> WHAT IS EXPECTED: Copy every one of the items below verbatim, line for line, but leave out the pictures.

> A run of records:
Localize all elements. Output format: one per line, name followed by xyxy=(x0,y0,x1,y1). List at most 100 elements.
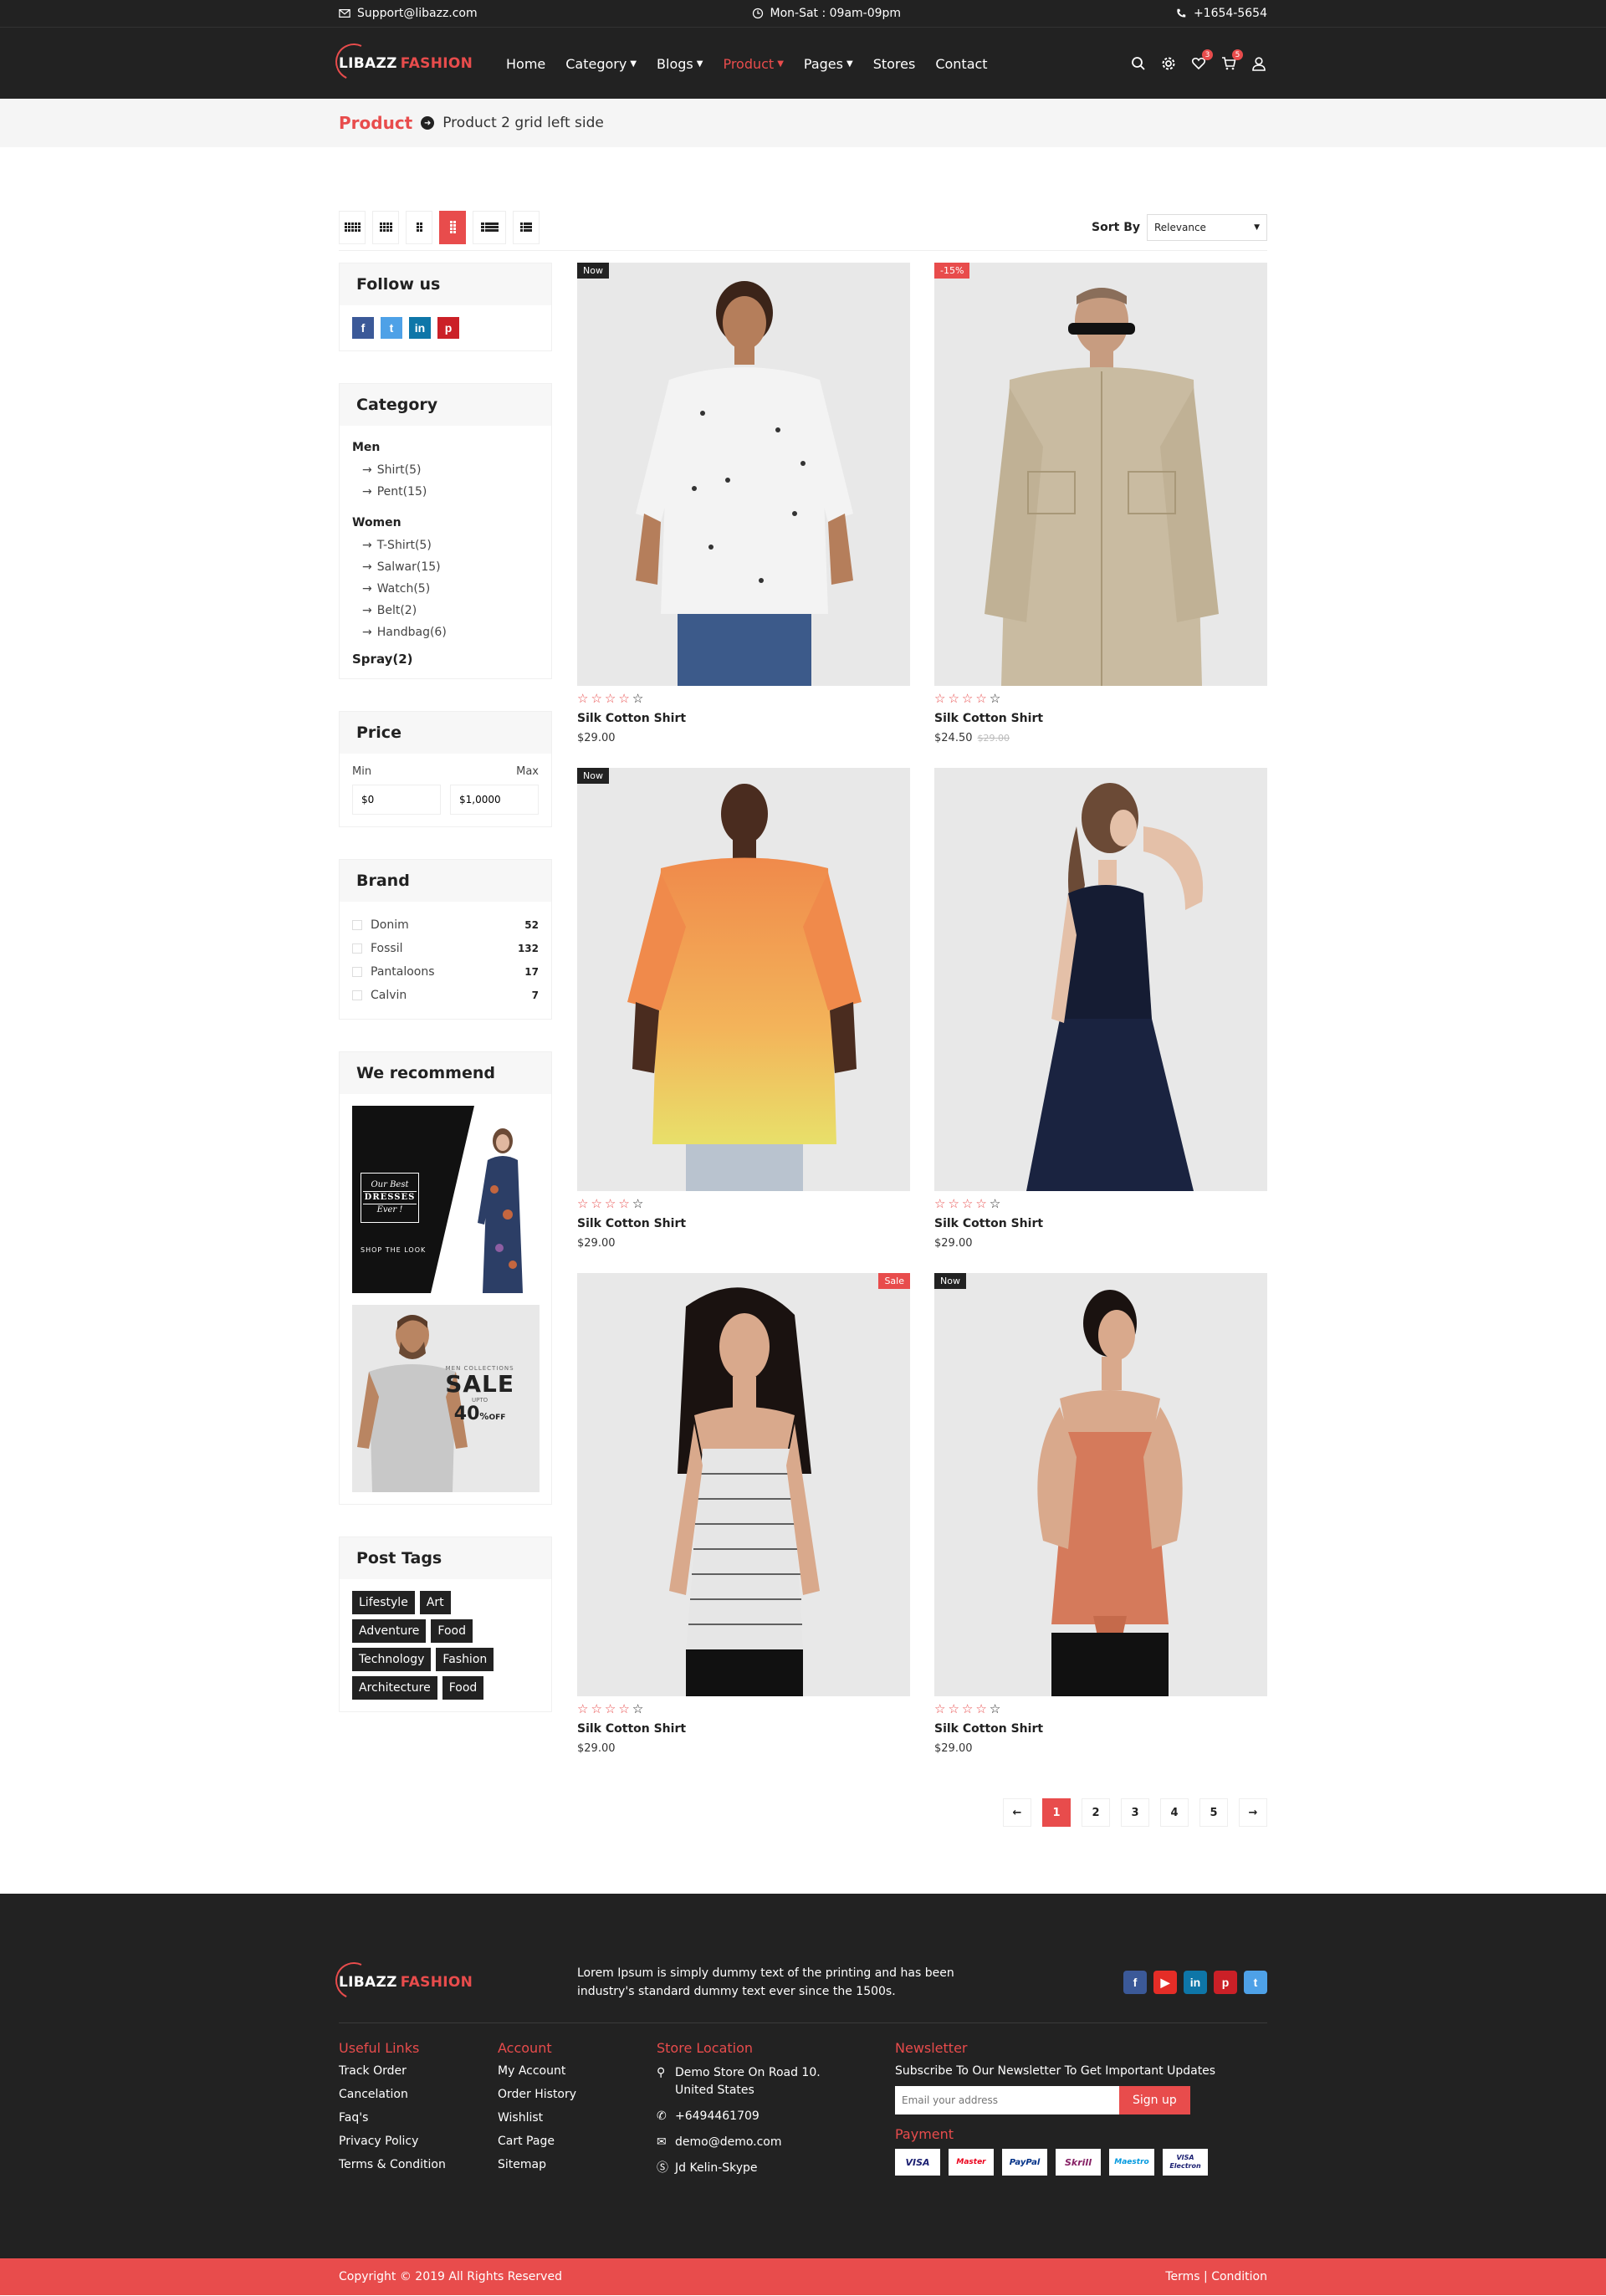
product-card[interactable]: -15% ☆ ☆ ☆ ☆ ☆ Silk Cotton Shirt $24.50 $29.0… xyxy=(934,263,1267,744)
product-title[interactable]: Silk Cotton Shirt xyxy=(934,1722,1267,1736)
twitter-icon[interactable]: t xyxy=(1244,1971,1267,1994)
category-item[interactable]: → Pent(15) xyxy=(352,481,539,503)
tag-fashion[interactable]: Fashion xyxy=(436,1648,494,1671)
product-title[interactable]: Silk Cotton Shirt xyxy=(934,1217,1267,1230)
linkedin-icon[interactable]: in xyxy=(1184,1971,1207,1994)
view-grid-5-button[interactable] xyxy=(339,210,366,244)
search-button[interactable] xyxy=(1130,55,1147,72)
nav-category[interactable]: Category ▼ xyxy=(565,56,637,72)
view-grid-3-button[interactable] xyxy=(406,210,432,244)
product-card[interactable]: Now ☆ ☆ ☆ ☆ ☆ Silk Cotton Shirt $29.00 xyxy=(577,768,910,1250)
product-image[interactable]: Now xyxy=(577,768,910,1191)
page-1-button[interactable]: 1 xyxy=(1042,1798,1071,1827)
product-image[interactable] xyxy=(934,768,1267,1191)
product-image[interactable]: Now xyxy=(577,263,910,686)
store-email[interactable]: demo@demo.com xyxy=(675,2134,782,2151)
support-email[interactable]: Support@libazz.com xyxy=(339,7,478,20)
account-button[interactable] xyxy=(1251,55,1267,72)
category-item[interactable]: → Handbag(6) xyxy=(352,621,539,643)
twitter-icon[interactable]: t xyxy=(381,317,402,339)
footer-link[interactable]: Order History xyxy=(498,2088,657,2101)
footer-link[interactable]: Faq's xyxy=(339,2111,498,2125)
footer-logo[interactable]: LIBAZZ FASHION xyxy=(330,1956,577,2005)
view-list-wide-button[interactable] xyxy=(473,210,506,244)
product-card[interactable]: Now ☆ ☆ ☆ ☆ ☆ Silk Cotton Shirt $29.00 xyxy=(934,1273,1267,1755)
linkedin-icon[interactable]: in xyxy=(409,317,431,339)
brand-option[interactable]: Donim 52 xyxy=(352,913,539,937)
nav-blogs[interactable]: Blogs ▼ xyxy=(657,56,703,72)
footer-link[interactable]: Cart Page xyxy=(498,2135,657,2148)
category-men[interactable]: Men xyxy=(352,441,539,454)
view-grid-2-button[interactable] xyxy=(439,210,466,244)
footer-link[interactable]: My Account xyxy=(498,2064,657,2078)
product-title[interactable]: Silk Cotton Shirt xyxy=(934,712,1267,725)
category-spray[interactable]: Spray(2) xyxy=(352,652,539,667)
next-page-button[interactable]: → xyxy=(1239,1798,1267,1827)
product-image[interactable]: -15% xyxy=(934,263,1267,686)
view-list-button[interactable] xyxy=(513,210,540,244)
footer-link[interactable]: Wishlist xyxy=(498,2111,657,2125)
nav-pages[interactable]: Pages ▼ xyxy=(804,56,853,72)
store-phone[interactable]: +6494461709 xyxy=(675,2108,760,2125)
footer-link[interactable]: Sitemap xyxy=(498,2158,657,2171)
brand-option[interactable]: Pantaloons 17 xyxy=(352,960,539,984)
product-image[interactable]: Now xyxy=(934,1273,1267,1696)
dresses-promo-banner[interactable]: Our Best DRESSES Ever ! SHOP THE LOOK xyxy=(352,1106,540,1293)
nav-product[interactable]: Product ▼ xyxy=(723,56,783,72)
pinterest-icon[interactable]: p xyxy=(1214,1971,1237,1994)
footer-link[interactable]: Privacy Policy xyxy=(339,2135,498,2148)
support-phone[interactable]: +1654-5654 xyxy=(1175,7,1267,20)
category-women[interactable]: Women xyxy=(352,516,539,529)
page-5-button[interactable]: 5 xyxy=(1199,1798,1228,1827)
product-card[interactable]: Now ☆ ☆ ☆ ☆ ☆ Silk Cotton Shirt $29.00 xyxy=(577,263,910,744)
nav-contact[interactable]: Contact xyxy=(935,56,987,72)
tag-architecture[interactable]: Architecture xyxy=(352,1676,437,1700)
youtube-icon[interactable]: ▶ xyxy=(1153,1971,1177,1994)
tag-art[interactable]: Art xyxy=(419,1591,451,1614)
terms-link[interactable]: Terms | Condition xyxy=(1165,2270,1267,2283)
brand-option[interactable]: Calvin 7 xyxy=(352,984,539,1007)
footer-link[interactable]: Track Order xyxy=(339,2064,498,2078)
nav-stores[interactable]: Stores xyxy=(873,56,916,72)
tag-food[interactable]: Food xyxy=(442,1676,484,1700)
footer-link[interactable]: Terms & Condition xyxy=(339,2158,498,2171)
page-2-button[interactable]: 2 xyxy=(1082,1798,1110,1827)
sort-select[interactable]: Relevance ▼ xyxy=(1147,213,1267,241)
category-item[interactable]: → T-Shirt(5) xyxy=(352,534,539,556)
men-sale-promo-banner[interactable]: MEN COLLECTIONS SALE UPTO 40%OFF xyxy=(352,1305,540,1492)
tag-lifestyle[interactable]: Lifestyle xyxy=(352,1591,415,1614)
nav-home[interactable]: Home xyxy=(506,56,545,72)
brand-checkbox[interactable] xyxy=(352,990,362,1000)
product-image[interactable]: Sale xyxy=(577,1273,910,1696)
category-item[interactable]: → Watch(5) xyxy=(352,578,539,600)
newsletter-email-input[interactable] xyxy=(895,2086,1119,2114)
price-min-input[interactable] xyxy=(352,785,441,815)
settings-button[interactable] xyxy=(1160,55,1177,72)
price-max-input[interactable] xyxy=(450,785,539,815)
facebook-icon[interactable]: f xyxy=(1123,1971,1147,1994)
brand-checkbox[interactable] xyxy=(352,943,362,954)
brand-checkbox[interactable] xyxy=(352,967,362,977)
product-card[interactable]: Sale ☆ ☆ ☆ ☆ ☆ Silk Cotton Shirt $29.00 xyxy=(577,1273,910,1755)
category-item[interactable]: → Belt(2) xyxy=(352,600,539,621)
page-4-button[interactable]: 4 xyxy=(1160,1798,1189,1827)
brand-checkbox[interactable] xyxy=(352,920,362,930)
page-3-button[interactable]: 3 xyxy=(1121,1798,1149,1827)
product-title[interactable]: Silk Cotton Shirt xyxy=(577,1217,910,1230)
product-card[interactable]: ☆ ☆ ☆ ☆ ☆ Silk Cotton Shirt $29.00 xyxy=(934,768,1267,1250)
tag-technology[interactable]: Technology xyxy=(352,1648,432,1671)
wishlist-button[interactable]: 3 xyxy=(1190,49,1213,72)
prev-page-button[interactable]: ← xyxy=(1003,1798,1031,1827)
product-title[interactable]: Silk Cotton Shirt xyxy=(577,1722,910,1736)
view-grid-4-button[interactable] xyxy=(372,210,399,244)
product-title[interactable]: Silk Cotton Shirt xyxy=(577,712,910,725)
facebook-icon[interactable]: f xyxy=(352,317,374,339)
footer-link[interactable]: Cancelation xyxy=(339,2088,498,2101)
store-skype[interactable]: Jd Kelin-Skype xyxy=(675,2160,758,2177)
pinterest-icon[interactable]: p xyxy=(437,317,459,339)
newsletter-signup-button[interactable]: Sign up xyxy=(1119,2086,1190,2114)
site-logo[interactable]: LIBAZZ FASHION xyxy=(330,38,506,86)
tag-food[interactable]: Food xyxy=(431,1619,473,1643)
category-item[interactable]: → Salwar(15) xyxy=(352,556,539,578)
brand-option[interactable]: Fossil 132 xyxy=(352,937,539,960)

> TASK ANSWER:
Localize all elements. Output format: one per line, name followed by xyxy=(x0,y0,x1,y1). List at most 100 elements.
product-card[interactable]: -15% ☆ ☆ ☆ ☆ ☆ Silk Cotton Shirt $24.50 $29.0… xyxy=(934,263,1267,744)
product-title[interactable]: Silk Cotton Shirt xyxy=(934,1722,1267,1736)
twitter-icon[interactable]: t xyxy=(1244,1971,1267,1994)
category-item[interactable]: → Pent(15) xyxy=(352,481,539,503)
tag-fashion[interactable]: Fashion xyxy=(436,1648,494,1671)
product-title[interactable]: Silk Cotton Shirt xyxy=(934,1217,1267,1230)
linkedin-icon[interactable]: in xyxy=(1184,1971,1207,1994)
view-grid-5-button[interactable] xyxy=(339,210,366,244)
search-button[interactable] xyxy=(1130,55,1147,72)
nav-category[interactable]: Category ▼ xyxy=(565,56,637,72)
view-grid-3-button[interactable] xyxy=(406,210,432,244)
product-card[interactable]: Now ☆ ☆ ☆ ☆ ☆ Silk Cotton Shirt $29.00 xyxy=(577,768,910,1250)
product-image[interactable]: Now xyxy=(577,768,910,1191)
page-1-button[interactable]: 1 xyxy=(1042,1798,1071,1827)
product-image[interactable] xyxy=(934,768,1267,1191)
product-image[interactable]: Now xyxy=(577,263,910,686)
store-email[interactable]: demo@demo.com xyxy=(675,2134,782,2151)
support-email[interactable]: Support@libazz.com xyxy=(339,7,478,20)
account-button[interactable] xyxy=(1251,55,1267,72)
category-item[interactable]: → Handbag(6) xyxy=(352,621,539,643)
twitter-icon[interactable]: t xyxy=(381,317,402,339)
footer-link[interactable]: Order History xyxy=(498,2088,657,2101)
footer-link[interactable]: Faq's xyxy=(339,2111,498,2125)
footer-logo[interactable]: LIBAZZ FASHION xyxy=(330,1956,577,2005)
view-list-wide-button[interactable] xyxy=(473,210,506,244)
product-card[interactable]: Now ☆ ☆ ☆ ☆ ☆ Silk Cotton Shirt $29.00 xyxy=(934,1273,1267,1755)
linkedin-icon[interactable]: in xyxy=(409,317,431,339)
brand-option[interactable]: Donim 52 xyxy=(352,913,539,937)
nav-blogs[interactable]: Blogs ▼ xyxy=(657,56,703,72)
footer-link[interactable]: Cart Page xyxy=(498,2135,657,2148)
category-men[interactable]: Men xyxy=(352,441,539,454)
view-grid-2-button[interactable] xyxy=(439,210,466,244)
footer-link[interactable]: My Account xyxy=(498,2064,657,2078)
product-title[interactable]: Silk Cotton Shirt xyxy=(934,712,1267,725)
category-spray[interactable]: Spray(2) xyxy=(352,652,539,667)
next-page-button[interactable]: → xyxy=(1239,1798,1267,1827)
product-image[interactable]: -15% xyxy=(934,263,1267,686)
view-list-button[interactable] xyxy=(513,210,540,244)
footer-link[interactable]: Wishlist xyxy=(498,2111,657,2125)
nav-pages[interactable]: Pages ▼ xyxy=(804,56,853,72)
store-phone[interactable]: +6494461709 xyxy=(675,2108,760,2125)
footer-link[interactable]: Sitemap xyxy=(498,2158,657,2171)
brand-option[interactable]: Pantaloons 17 xyxy=(352,960,539,984)
product-image[interactable]: Now xyxy=(934,1273,1267,1696)
dresses-promo-banner[interactable]: Our Best DRESSES Ever ! SHOP THE LOOK xyxy=(352,1106,540,1293)
nav-product[interactable]: Product ▼ xyxy=(723,56,783,72)
pinterest-icon[interactable]: p xyxy=(1214,1971,1237,1994)
footer-link[interactable]: Privacy Policy xyxy=(339,2135,498,2148)
support-phone[interactable]: +1654-5654 xyxy=(1175,7,1267,20)
category-women[interactable]: Women xyxy=(352,516,539,529)
page-5-button[interactable]: 5 xyxy=(1199,1798,1228,1827)
product-card[interactable]: Now ☆ ☆ ☆ ☆ ☆ Silk Cotton Shirt $29.00 xyxy=(577,263,910,744)
nav-contact[interactable]: Contact xyxy=(935,56,987,72)
tag-architecture[interactable]: Architecture xyxy=(352,1676,437,1700)
youtube-icon[interactable]: ▶ xyxy=(1153,1971,1177,1994)
tag-art[interactable]: Art xyxy=(419,1591,451,1614)
terms-link[interactable]: Terms | Condition xyxy=(1165,2270,1267,2283)
brand-option[interactable]: Calvin 7 xyxy=(352,984,539,1007)
footer-link[interactable]: Track Order xyxy=(339,2064,498,2078)
nav-stores[interactable]: Stores xyxy=(873,56,916,72)
tag-food[interactable]: Food xyxy=(442,1676,484,1700)
footer-link[interactable]: Terms & Condition xyxy=(339,2158,498,2171)
page-2-button[interactable]: 2 xyxy=(1082,1798,1110,1827)
sort-select[interactable]: Relevance ▼ xyxy=(1147,213,1267,241)
category-item[interactable]: → T-Shirt(5) xyxy=(352,534,539,556)
men-sale-promo-banner[interactable]: MEN COLLECTIONS SALE UPTO 40%OFF xyxy=(352,1305,540,1492)
tag-lifestyle[interactable]: Lifestyle xyxy=(352,1591,415,1614)
nav-home[interactable]: Home xyxy=(506,56,545,72)
brand-checkbox[interactable] xyxy=(352,990,362,1000)
product-image[interactable]: Sale xyxy=(577,1273,910,1696)
category-item[interactable]: → Watch(5) xyxy=(352,578,539,600)
newsletter-email-input[interactable] xyxy=(895,2086,1119,2114)
price-min-input[interactable] xyxy=(352,785,441,815)
settings-button[interactable] xyxy=(1160,55,1177,72)
price-max-input[interactable] xyxy=(450,785,539,815)
facebook-icon[interactable]: f xyxy=(1123,1971,1147,1994)
brand-checkbox[interactable] xyxy=(352,943,362,954)
brand-checkbox[interactable] xyxy=(352,967,362,977)
product-card[interactable]: Sale ☆ ☆ ☆ ☆ ☆ Silk Cotton Shirt $29.00 xyxy=(577,1273,910,1755)
category-item[interactable]: → Belt(2) xyxy=(352,600,539,621)
page-4-button[interactable]: 4 xyxy=(1160,1798,1189,1827)
brand-checkbox[interactable] xyxy=(352,920,362,930)
page-3-button[interactable]: 3 xyxy=(1121,1798,1149,1827)
product-title[interactable]: Silk Cotton Shirt xyxy=(577,1217,910,1230)
product-card[interactable]: ☆ ☆ ☆ ☆ ☆ Silk Cotton Shirt $29.00 xyxy=(934,768,1267,1250)
tag-technology[interactable]: Technology xyxy=(352,1648,432,1671)
wishlist-button[interactable]: 3 xyxy=(1190,49,1213,72)
prev-page-button[interactable]: ← xyxy=(1003,1798,1031,1827)
product-title[interactable]: Silk Cotton Shirt xyxy=(577,1722,910,1736)
view-grid-4-button[interactable] xyxy=(372,210,399,244)
product-title[interactable]: Silk Cotton Shirt xyxy=(577,712,910,725)
facebook-icon[interactable]: f xyxy=(352,317,374,339)
footer-link[interactable]: Cancelation xyxy=(339,2088,498,2101)
store-skype[interactable]: Jd Kelin-Skype xyxy=(675,2160,758,2177)
pinterest-icon[interactable]: p xyxy=(437,317,459,339)
newsletter-signup-button[interactable]: Sign up xyxy=(1119,2086,1190,2114)
site-logo[interactable]: LIBAZZ FASHION xyxy=(330,38,506,86)
tag-food[interactable]: Food xyxy=(431,1619,473,1643)
category-item[interactable]: → Salwar(15) xyxy=(352,556,539,578)
brand-option[interactable]: Fossil 132 xyxy=(352,937,539,960)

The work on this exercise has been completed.